▸ Your task
Give every entry again, word for word.
--- START Excerpted records ---
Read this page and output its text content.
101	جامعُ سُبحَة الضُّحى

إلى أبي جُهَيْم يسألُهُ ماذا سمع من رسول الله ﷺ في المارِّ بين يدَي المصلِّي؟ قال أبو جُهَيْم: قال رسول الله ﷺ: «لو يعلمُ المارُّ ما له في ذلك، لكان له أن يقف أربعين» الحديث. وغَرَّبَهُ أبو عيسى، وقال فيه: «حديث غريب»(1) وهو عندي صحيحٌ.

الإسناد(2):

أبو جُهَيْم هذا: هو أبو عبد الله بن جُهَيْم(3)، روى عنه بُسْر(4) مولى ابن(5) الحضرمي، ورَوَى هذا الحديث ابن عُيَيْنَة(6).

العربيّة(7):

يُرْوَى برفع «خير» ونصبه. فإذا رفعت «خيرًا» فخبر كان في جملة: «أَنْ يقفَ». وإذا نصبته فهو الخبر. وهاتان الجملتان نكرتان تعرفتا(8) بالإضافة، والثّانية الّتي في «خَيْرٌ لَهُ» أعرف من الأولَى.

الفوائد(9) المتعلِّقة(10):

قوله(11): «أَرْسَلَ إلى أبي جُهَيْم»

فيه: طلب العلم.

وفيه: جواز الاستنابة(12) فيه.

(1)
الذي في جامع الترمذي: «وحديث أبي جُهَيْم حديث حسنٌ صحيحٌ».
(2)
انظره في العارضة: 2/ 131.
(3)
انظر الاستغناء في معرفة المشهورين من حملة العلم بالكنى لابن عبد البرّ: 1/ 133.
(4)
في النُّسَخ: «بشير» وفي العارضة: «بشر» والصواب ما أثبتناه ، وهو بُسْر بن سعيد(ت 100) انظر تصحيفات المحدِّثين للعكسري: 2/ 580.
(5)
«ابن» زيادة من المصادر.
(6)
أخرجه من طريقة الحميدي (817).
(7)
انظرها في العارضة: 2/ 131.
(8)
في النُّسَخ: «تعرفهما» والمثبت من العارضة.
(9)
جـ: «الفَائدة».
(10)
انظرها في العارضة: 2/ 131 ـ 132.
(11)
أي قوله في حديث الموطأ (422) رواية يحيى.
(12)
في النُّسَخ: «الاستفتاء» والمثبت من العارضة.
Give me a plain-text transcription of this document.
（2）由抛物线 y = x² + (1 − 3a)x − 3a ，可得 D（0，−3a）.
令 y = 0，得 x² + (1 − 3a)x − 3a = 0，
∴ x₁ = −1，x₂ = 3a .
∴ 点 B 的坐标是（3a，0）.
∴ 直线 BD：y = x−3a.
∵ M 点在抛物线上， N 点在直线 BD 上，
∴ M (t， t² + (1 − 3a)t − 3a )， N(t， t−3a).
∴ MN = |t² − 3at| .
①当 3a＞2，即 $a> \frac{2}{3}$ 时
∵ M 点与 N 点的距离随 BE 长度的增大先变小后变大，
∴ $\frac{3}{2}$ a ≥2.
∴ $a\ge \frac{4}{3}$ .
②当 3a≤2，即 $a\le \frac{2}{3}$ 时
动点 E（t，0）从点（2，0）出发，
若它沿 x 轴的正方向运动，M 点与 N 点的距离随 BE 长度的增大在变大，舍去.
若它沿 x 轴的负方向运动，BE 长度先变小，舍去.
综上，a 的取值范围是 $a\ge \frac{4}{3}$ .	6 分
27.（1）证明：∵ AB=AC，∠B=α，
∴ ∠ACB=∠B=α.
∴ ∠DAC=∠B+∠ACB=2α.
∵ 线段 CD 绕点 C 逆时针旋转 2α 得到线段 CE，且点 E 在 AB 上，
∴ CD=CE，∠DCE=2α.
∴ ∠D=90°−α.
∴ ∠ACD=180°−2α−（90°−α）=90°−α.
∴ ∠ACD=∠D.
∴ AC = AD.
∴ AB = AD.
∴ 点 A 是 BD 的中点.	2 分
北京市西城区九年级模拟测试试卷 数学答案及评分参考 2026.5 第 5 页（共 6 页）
--- END Excerpted records ---
▸ Solution to this exercise
Read this page and output its text content.
101	جامعُ سُبحَة الضُّحى

إلى أبي جُهَيْم يسألُهُ ماذا سمع من رسول الله ﷺ في المارِّ بين يدَي المصلِّي؟ قال أبو جُهَيْم: قال رسول الله ﷺ: «لو يعلمُ المارُّ ما له في ذلك، لكان له أن يقف أربعين» الحديث. وغَرَّبَهُ أبو عيسى، وقال فيه: «حديث غريب»(1) وهو عندي صحيحٌ.

الإسناد(2):

أبو جُهَيْم هذا: هو أبو عبد الله بن جُهَيْم(3)، روى عنه بُسْر(4) مولى ابن(5) الحضرمي، ورَوَى هذا الحديث ابن عُيَيْنَة(6).

العربيّة(7):

يُرْوَى برفع «خير» ونصبه. فإذا رفعت «خيرًا» فخبر كان في جملة: «أَنْ يقفَ». وإذا نصبته فهو الخبر. وهاتان الجملتان نكرتان تعرفتا(8) بالإضافة، والثّانية الّتي في «خَيْرٌ لَهُ» أعرف من الأولَى.

الفوائد(9) المتعلِّقة(10):

قوله(11): «أَرْسَلَ إلى أبي جُهَيْم»

فيه: طلب العلم.

وفيه: جواز الاستنابة(12) فيه.

(1)
الذي في جامع الترمذي: «وحديث أبي جُهَيْم حديث حسنٌ صحيحٌ».
(2)
انظره في العارضة: 2/ 131.
(3)
انظر الاستغناء في معرفة المشهورين من حملة العلم بالكنى لابن عبد البرّ: 1/ 133.
(4)
في النُّسَخ: «بشير» وفي العارضة: «بشر» والصواب ما أثبتناه ، وهو بُسْر بن سعيد(ت 100) انظر تصحيفات المحدِّثين للعكسري: 2/ 580.
(5)
«ابن» زيادة من المصادر.
(6)
أخرجه من طريقة الحميدي (817).
(7)
انظرها في العارضة: 2/ 131.
(8)
في النُّسَخ: «تعرفهما» والمثبت من العارضة.
(9)
جـ: «الفَائدة».
(10)
انظرها في العارضة: 2/ 131 ـ 132.
(11)
أي قوله في حديث الموطأ (422) رواية يحيى.
(12)
في النُّسَخ: «الاستفتاء» والمثبت من العارضة.
Give me a plain-text transcription of this document.
（2）由抛物线 y = x² + (1 − 3a)x − 3a ，可得 D（0，−3a）.
令 y = 0，得 x² + (1 − 3a)x − 3a = 0，
∴ x₁ = −1，x₂ = 3a .
∴ 点 B 的坐标是（3a，0）.
∴ 直线 BD：y = x−3a.
∵ M 点在抛物线上， N 点在直线 BD 上，
∴ M (t， t² + (1 − 3a)t − 3a )， N(t， t−3a).
∴ MN = |t² − 3at| .
①当 3a＞2，即 $a> \frac{2}{3}$ 时
∵ M 点与 N 点的距离随 BE 长度的增大先变小后变大，
∴ $\frac{3}{2}$ a ≥2.
∴ $a\ge \frac{4}{3}$ .
②当 3a≤2，即 $a\le \frac{2}{3}$ 时
动点 E（t，0）从点（2，0）出发，
若它沿 x 轴的正方向运动，M 点与 N 点的距离随 BE 长度的增大在变大，舍去.
若它沿 x 轴的负方向运动，BE 长度先变小，舍去.
综上，a 的取值范围是 $a\ge \frac{4}{3}$ .	6 分
27.（1）证明：∵ AB=AC，∠B=α，
∴ ∠ACB=∠B=α.
∴ ∠DAC=∠B+∠ACB=2α.
∵ 线段 CD 绕点 C 逆时针旋转 2α 得到线段 CE，且点 E 在 AB 上，
∴ CD=CE，∠DCE=2α.
∴ ∠D=90°−α.
∴ ∠ACD=180°−2α−（90°−α）=90°−α.
∴ ∠ACD=∠D.
∴ AC = AD.
∴ AB = AD.
∴ 点 A 是 BD 的中点.	2 分
北京市西城区九年级模拟测试试卷 数学答案及评分参考 2026.5 第 5 页（共 6 页）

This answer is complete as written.